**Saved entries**
- - - - - - -
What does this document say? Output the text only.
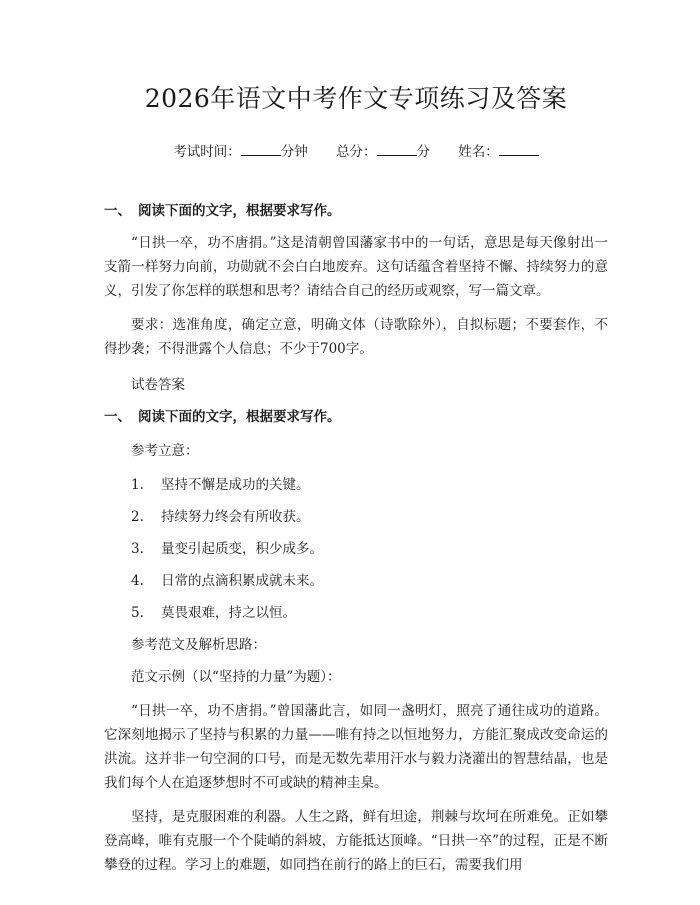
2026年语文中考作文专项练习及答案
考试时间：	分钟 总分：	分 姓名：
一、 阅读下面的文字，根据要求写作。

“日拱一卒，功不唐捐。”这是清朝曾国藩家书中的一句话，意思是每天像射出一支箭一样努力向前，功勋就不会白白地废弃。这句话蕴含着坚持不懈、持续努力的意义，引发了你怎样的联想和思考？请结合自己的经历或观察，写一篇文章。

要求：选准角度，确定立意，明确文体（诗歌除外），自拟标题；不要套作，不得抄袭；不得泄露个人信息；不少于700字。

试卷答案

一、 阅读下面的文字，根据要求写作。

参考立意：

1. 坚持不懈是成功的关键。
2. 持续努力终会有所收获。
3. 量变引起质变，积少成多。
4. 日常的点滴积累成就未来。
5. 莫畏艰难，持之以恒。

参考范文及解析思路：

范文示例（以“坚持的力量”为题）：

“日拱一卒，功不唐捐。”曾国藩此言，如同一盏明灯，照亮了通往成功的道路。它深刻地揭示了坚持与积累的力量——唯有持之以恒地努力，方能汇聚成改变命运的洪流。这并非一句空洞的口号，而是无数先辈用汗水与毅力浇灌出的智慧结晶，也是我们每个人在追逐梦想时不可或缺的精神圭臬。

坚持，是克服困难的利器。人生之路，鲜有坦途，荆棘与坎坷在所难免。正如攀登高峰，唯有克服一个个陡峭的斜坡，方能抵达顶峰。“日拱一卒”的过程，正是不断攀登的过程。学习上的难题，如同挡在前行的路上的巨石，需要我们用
- - - - - - -
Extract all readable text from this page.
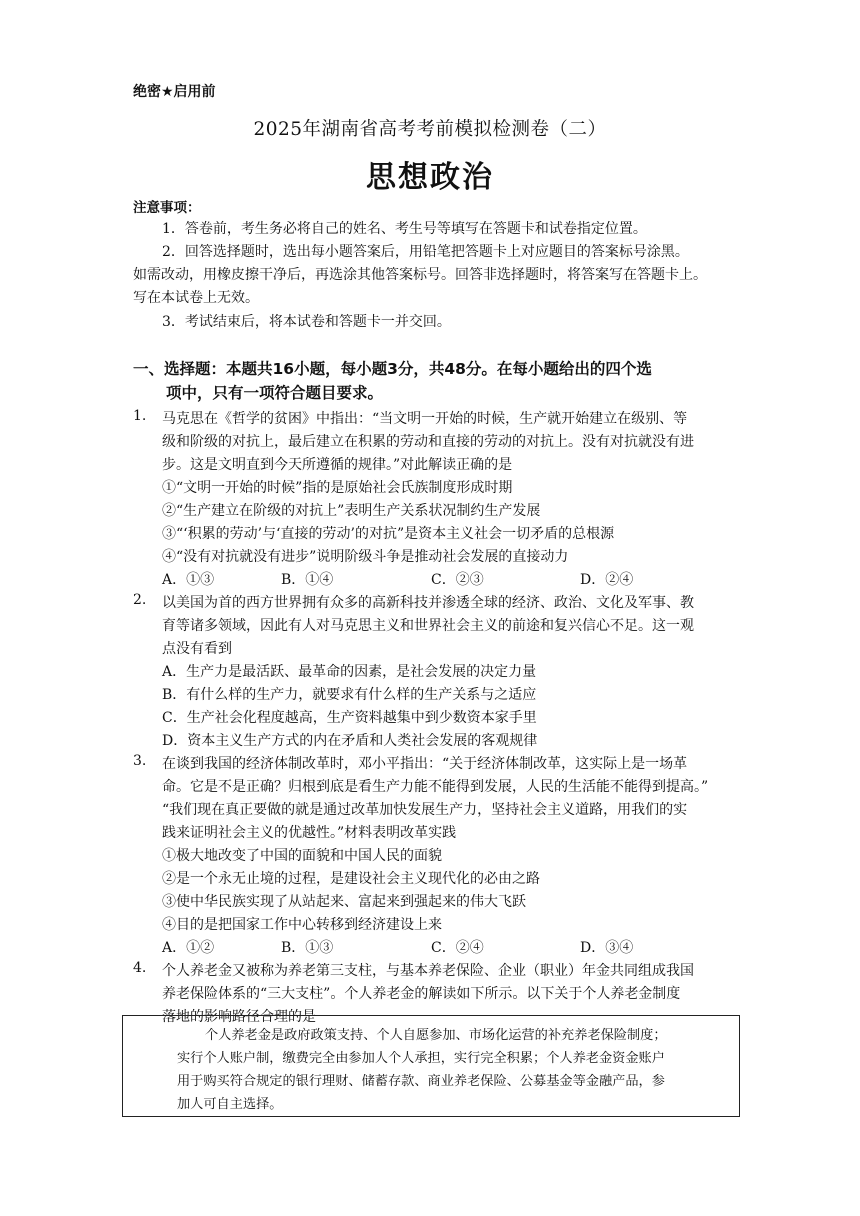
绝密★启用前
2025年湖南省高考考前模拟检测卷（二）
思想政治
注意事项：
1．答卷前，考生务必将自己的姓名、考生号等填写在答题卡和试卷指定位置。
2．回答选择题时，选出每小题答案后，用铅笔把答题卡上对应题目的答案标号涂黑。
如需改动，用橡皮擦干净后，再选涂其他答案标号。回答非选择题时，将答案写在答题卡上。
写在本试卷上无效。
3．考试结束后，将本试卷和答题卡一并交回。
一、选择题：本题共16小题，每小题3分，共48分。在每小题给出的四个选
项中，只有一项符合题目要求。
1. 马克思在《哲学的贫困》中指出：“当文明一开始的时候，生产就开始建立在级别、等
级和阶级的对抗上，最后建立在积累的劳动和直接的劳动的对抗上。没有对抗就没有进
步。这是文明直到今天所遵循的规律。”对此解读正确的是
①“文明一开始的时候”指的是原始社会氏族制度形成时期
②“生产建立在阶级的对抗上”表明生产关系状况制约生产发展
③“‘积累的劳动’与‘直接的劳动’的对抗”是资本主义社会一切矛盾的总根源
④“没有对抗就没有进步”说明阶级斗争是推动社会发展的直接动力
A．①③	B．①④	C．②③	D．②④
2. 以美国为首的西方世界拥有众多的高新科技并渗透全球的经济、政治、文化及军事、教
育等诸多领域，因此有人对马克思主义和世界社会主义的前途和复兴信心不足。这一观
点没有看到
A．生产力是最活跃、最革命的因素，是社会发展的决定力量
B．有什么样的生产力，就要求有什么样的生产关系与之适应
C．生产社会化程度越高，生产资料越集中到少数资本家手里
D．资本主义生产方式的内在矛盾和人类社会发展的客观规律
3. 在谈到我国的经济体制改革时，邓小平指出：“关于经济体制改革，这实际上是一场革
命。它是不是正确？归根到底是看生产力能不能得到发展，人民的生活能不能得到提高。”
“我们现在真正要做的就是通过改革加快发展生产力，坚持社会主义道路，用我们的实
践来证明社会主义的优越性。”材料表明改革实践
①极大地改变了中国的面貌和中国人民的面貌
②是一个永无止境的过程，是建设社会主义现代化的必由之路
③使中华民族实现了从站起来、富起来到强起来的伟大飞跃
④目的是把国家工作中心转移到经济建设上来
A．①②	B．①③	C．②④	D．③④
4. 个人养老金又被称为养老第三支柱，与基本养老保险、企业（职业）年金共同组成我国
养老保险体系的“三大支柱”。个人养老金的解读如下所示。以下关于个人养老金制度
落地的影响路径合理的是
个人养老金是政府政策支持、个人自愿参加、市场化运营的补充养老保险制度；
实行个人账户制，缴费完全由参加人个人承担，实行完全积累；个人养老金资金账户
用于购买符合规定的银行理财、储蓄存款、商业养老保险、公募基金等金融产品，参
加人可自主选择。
- - - - - - -
**Short task**
Collect each line holding the string "text".

**Response**
What does this document say? Output the text only.
Extract all readable text from this page.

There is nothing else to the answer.